=== Provided material ===
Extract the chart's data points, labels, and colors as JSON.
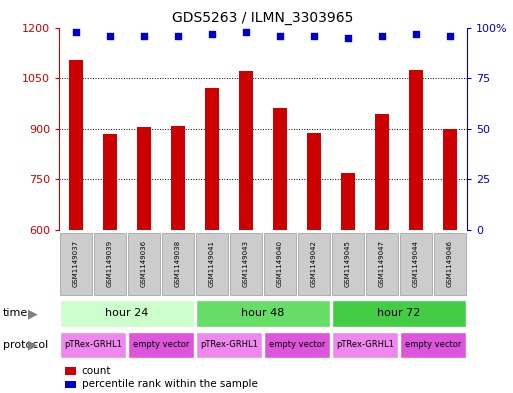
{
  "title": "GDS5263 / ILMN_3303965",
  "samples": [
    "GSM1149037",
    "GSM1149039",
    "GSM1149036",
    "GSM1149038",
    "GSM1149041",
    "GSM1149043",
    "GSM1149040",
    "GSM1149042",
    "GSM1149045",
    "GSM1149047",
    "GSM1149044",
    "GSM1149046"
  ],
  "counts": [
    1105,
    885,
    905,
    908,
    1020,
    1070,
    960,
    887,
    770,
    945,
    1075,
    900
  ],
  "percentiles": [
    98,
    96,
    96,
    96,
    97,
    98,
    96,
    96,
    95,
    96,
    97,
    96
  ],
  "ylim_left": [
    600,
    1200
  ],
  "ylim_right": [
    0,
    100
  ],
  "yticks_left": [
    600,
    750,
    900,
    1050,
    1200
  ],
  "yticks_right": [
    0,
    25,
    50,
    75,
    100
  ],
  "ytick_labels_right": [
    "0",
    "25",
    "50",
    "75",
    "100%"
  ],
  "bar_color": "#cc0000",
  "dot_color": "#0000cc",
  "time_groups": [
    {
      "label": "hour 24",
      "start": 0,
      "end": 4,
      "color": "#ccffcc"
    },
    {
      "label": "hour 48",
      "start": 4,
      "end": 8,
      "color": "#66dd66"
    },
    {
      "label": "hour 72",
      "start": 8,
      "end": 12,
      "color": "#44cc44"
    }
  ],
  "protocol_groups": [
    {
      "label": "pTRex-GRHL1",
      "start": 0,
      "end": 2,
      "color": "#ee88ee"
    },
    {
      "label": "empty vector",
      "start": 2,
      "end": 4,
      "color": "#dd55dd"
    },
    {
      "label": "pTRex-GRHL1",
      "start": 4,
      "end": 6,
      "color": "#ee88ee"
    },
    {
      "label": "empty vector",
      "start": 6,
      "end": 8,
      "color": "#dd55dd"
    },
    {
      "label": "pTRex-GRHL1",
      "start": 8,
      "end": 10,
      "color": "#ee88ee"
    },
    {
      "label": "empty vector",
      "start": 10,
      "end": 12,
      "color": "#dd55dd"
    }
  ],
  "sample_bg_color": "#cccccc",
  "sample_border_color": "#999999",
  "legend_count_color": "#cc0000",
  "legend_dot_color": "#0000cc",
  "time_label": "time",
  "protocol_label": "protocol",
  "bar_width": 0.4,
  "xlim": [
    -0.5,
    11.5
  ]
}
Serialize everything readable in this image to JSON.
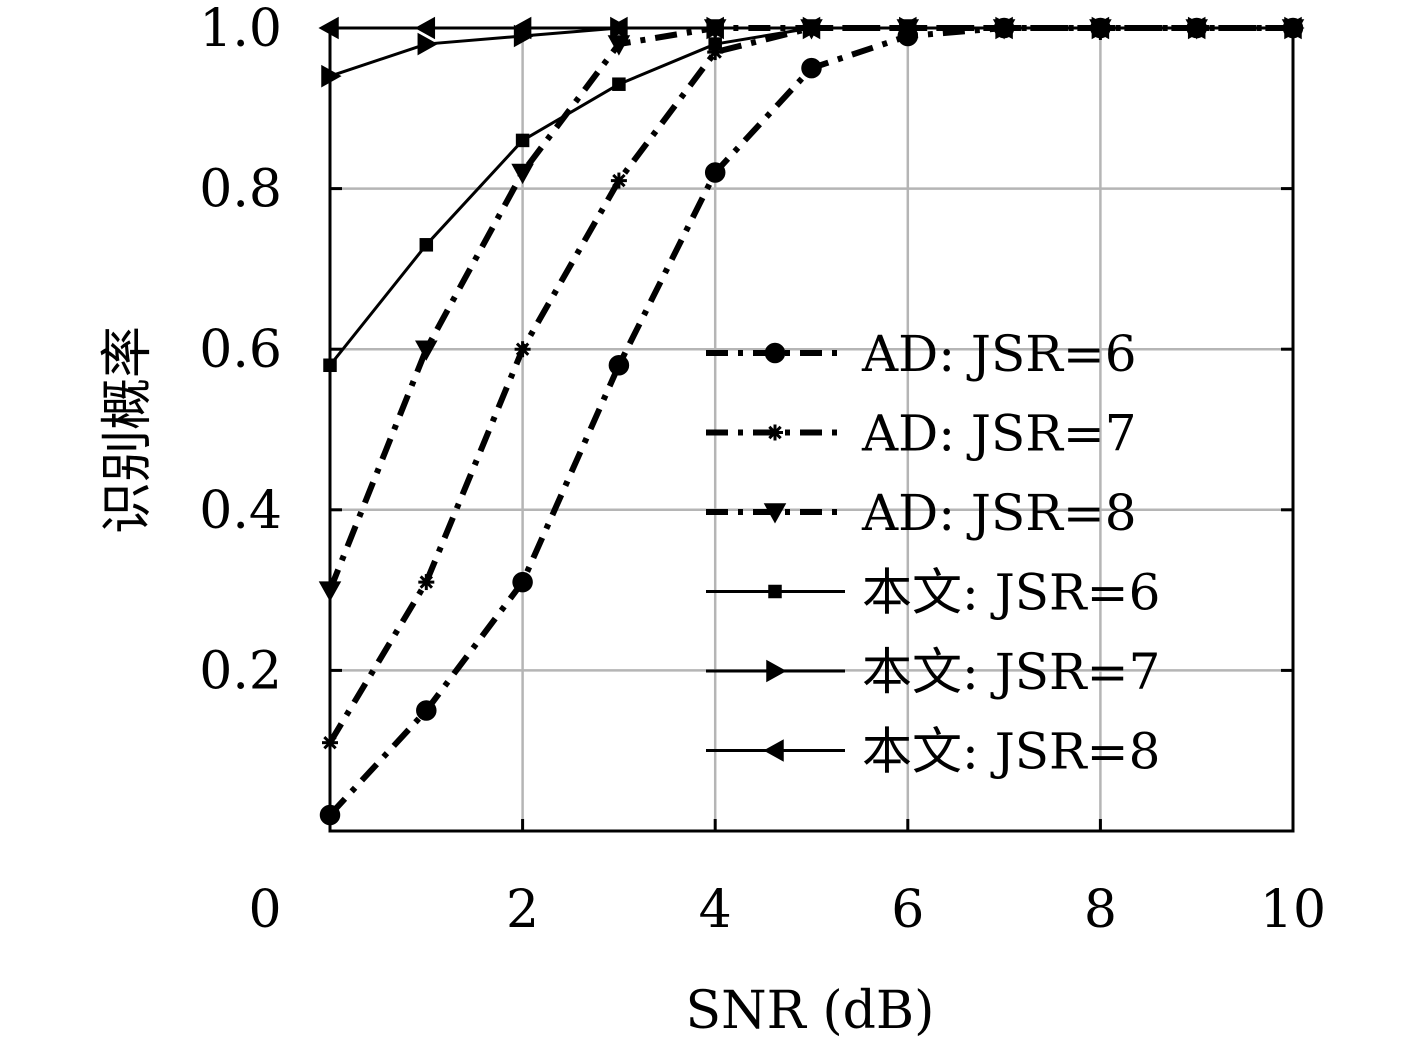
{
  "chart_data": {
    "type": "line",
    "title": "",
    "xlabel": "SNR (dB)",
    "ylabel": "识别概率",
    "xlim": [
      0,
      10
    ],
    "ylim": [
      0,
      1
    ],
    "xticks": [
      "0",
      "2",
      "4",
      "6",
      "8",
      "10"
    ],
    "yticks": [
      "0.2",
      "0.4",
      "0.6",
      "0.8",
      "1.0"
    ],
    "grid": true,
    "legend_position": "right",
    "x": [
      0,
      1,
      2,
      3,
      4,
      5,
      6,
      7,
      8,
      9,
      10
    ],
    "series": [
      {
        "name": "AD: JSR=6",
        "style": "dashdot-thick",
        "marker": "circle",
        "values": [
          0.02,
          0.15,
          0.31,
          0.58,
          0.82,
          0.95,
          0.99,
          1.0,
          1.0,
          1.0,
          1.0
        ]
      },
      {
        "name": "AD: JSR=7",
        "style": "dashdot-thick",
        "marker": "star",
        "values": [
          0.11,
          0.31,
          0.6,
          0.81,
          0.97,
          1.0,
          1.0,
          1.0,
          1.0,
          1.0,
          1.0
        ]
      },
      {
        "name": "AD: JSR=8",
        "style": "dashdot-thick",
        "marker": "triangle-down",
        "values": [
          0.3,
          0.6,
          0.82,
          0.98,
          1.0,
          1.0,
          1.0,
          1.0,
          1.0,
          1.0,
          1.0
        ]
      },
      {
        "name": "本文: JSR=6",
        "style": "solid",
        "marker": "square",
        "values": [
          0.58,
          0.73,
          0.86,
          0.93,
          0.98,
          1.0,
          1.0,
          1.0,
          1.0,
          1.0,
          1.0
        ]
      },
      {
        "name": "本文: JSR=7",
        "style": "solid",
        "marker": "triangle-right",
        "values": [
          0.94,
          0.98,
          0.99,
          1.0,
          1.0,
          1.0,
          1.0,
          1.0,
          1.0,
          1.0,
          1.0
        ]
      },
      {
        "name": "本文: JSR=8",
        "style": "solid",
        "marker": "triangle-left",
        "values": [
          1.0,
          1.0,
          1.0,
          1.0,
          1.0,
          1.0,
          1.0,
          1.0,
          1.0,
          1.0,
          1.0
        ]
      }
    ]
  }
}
===
▶ [Your goal] Each record above is to be restated exactly, with its pictures removed from the copy.

▶ [Expected answer]
Extract the chart's data points, labels, and colors as JSON.
{
  "title": "GDS5263 / ILMN_3303965",
  "samples": [
    "GSM1149037",
    "GSM1149039",
    "GSM1149036",
    "GSM1149038",
    "GSM1149041",
    "GSM1149043",
    "GSM1149040",
    "GSM1149042",
    "GSM1149045",
    "GSM1149047",
    "GSM1149044",
    "GSM1149046"
  ],
  "counts": [
    1105,
    885,
    905,
    908,
    1020,
    1070,
    960,
    887,
    770,
    945,
    1075,
    900
  ],
  "percentiles": [
    98,
    96,
    96,
    96,
    97,
    98,
    96,
    96,
    95,
    96,
    97,
    96
  ],
  "ylim_left": [
    600,
    1200
  ],
  "ylim_right": [
    0,
    100
  ],
  "yticks_left": [
    600,
    750,
    900,
    1050,
    1200
  ],
  "yticks_right": [
    0,
    25,
    50,
    75,
    100
  ],
  "ytick_labels_right": [
    "0",
    "25",
    "50",
    "75",
    "100%"
  ],
  "bar_color": "#cc0000",
  "dot_color": "#0000cc",
  "time_groups": [
    {
      "label": "hour 24",
      "start": 0,
      "end": 4,
      "color": "#ccffcc"
    },
    {
      "label": "hour 48",
      "start": 4,
      "end": 8,
      "color": "#66dd66"
    },
    {
      "label": "hour 72",
      "start": 8,
      "end": 12,
      "color": "#44cc44"
    }
  ],
  "protocol_groups": [
    {
      "label": "pTRex-GRHL1",
      "start": 0,
      "end": 2,
      "color": "#ee88ee"
    },
    {
      "label": "empty vector",
      "start": 2,
      "end": 4,
      "color": "#dd55dd"
    },
    {
      "label": "pTRex-GRHL1",
      "start": 4,
      "end": 6,
      "color": "#ee88ee"
    },
    {
      "label": "empty vector",
      "start": 6,
      "end": 8,
      "color": "#dd55dd"
    },
    {
      "label": "pTRex-GRHL1",
      "start": 8,
      "end": 10,
      "color": "#ee88ee"
    },
    {
      "label": "empty vector",
      "start": 10,
      "end": 12,
      "color": "#dd55dd"
    }
  ],
  "sample_bg_color": "#cccccc",
  "sample_border_color": "#999999",
  "legend_count_color": "#cc0000",
  "legend_dot_color": "#0000cc",
  "time_label": "time",
  "protocol_label": "protocol",
  "bar_width": 0.4,
  "xlim": [
    -0.5,
    11.5
  ]
}
Serialize everything readable in this image to JSON.
{
  "chart_data": {
    "type": "line",
    "title": "",
    "xlabel": "SNR (dB)",
    "ylabel": "识别概率",
    "xlim": [
      0,
      10
    ],
    "ylim": [
      0,
      1
    ],
    "xticks": [
      "0",
      "2",
      "4",
      "6",
      "8",
      "10"
    ],
    "yticks": [
      "0.2",
      "0.4",
      "0.6",
      "0.8",
      "1.0"
    ],
    "grid": true,
    "legend_position": "right",
    "x": [
      0,
      1,
      2,
      3,
      4,
      5,
      6,
      7,
      8,
      9,
      10
    ],
    "series": [
      {
        "name": "AD: JSR=6",
        "style": "dashdot-thick",
        "marker": "circle",
        "values": [
          0.02,
          0.15,
          0.31,
          0.58,
          0.82,
          0.95,
          0.99,
          1.0,
          1.0,
          1.0,
          1.0
        ]
      },
      {
        "name": "AD: JSR=7",
        "style": "dashdot-thick",
        "marker": "star",
        "values": [
          0.11,
          0.31,
          0.6,
          0.81,
          0.97,
          1.0,
          1.0,
          1.0,
          1.0,
          1.0,
          1.0
        ]
      },
      {
        "name": "AD: JSR=8",
        "style": "dashdot-thick",
        "marker": "triangle-down",
        "values": [
          0.3,
          0.6,
          0.82,
          0.98,
          1.0,
          1.0,
          1.0,
          1.0,
          1.0,
          1.0,
          1.0
        ]
      },
      {
        "name": "本文: JSR=6",
        "style": "solid",
        "marker": "square",
        "values": [
          0.58,
          0.73,
          0.86,
          0.93,
          0.98,
          1.0,
          1.0,
          1.0,
          1.0,
          1.0,
          1.0
        ]
      },
      {
        "name": "本文: JSR=7",
        "style": "solid",
        "marker": "triangle-right",
        "values": [
          0.94,
          0.98,
          0.99,
          1.0,
          1.0,
          1.0,
          1.0,
          1.0,
          1.0,
          1.0,
          1.0
        ]
      },
      {
        "name": "本文: JSR=8",
        "style": "solid",
        "marker": "triangle-left",
        "values": [
          1.0,
          1.0,
          1.0,
          1.0,
          1.0,
          1.0,
          1.0,
          1.0,
          1.0,
          1.0,
          1.0
        ]
      }
    ]
  }
}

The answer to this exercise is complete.